(MATERIAL FOR THE TASK)
###
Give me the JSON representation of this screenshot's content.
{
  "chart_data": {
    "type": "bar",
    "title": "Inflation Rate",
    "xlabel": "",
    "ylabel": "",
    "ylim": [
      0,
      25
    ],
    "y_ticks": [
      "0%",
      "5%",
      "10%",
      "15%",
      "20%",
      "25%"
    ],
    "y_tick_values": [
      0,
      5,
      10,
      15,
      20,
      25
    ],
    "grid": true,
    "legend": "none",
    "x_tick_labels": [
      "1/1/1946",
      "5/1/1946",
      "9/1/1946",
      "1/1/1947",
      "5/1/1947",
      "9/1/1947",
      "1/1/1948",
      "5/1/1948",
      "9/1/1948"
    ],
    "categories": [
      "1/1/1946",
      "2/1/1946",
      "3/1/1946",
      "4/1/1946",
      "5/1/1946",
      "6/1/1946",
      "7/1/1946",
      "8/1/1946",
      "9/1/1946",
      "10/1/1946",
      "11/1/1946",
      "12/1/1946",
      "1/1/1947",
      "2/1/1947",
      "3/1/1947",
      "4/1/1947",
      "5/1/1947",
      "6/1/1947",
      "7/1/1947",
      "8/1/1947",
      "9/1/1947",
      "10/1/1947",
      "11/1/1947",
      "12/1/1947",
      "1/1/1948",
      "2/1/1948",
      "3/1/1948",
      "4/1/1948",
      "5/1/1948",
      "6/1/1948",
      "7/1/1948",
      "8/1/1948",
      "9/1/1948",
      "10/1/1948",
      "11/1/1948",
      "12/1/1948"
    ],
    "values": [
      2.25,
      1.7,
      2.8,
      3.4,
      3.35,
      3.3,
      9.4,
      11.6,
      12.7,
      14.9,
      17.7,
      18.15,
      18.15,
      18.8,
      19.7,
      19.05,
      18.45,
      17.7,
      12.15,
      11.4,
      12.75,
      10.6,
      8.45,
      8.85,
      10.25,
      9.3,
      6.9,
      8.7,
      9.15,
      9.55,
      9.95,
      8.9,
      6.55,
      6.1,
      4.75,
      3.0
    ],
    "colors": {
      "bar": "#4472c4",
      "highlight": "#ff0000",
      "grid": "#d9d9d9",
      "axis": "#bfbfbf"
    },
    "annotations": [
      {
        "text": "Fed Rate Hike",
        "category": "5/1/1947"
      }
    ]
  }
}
###
(STATED TASK) Search the entries for the word "Rate", then gather every line that has it.

(ANSWER TO THIS TASK)
    "title": "Inflation Rate",
        "text": "Fed Rate Hike",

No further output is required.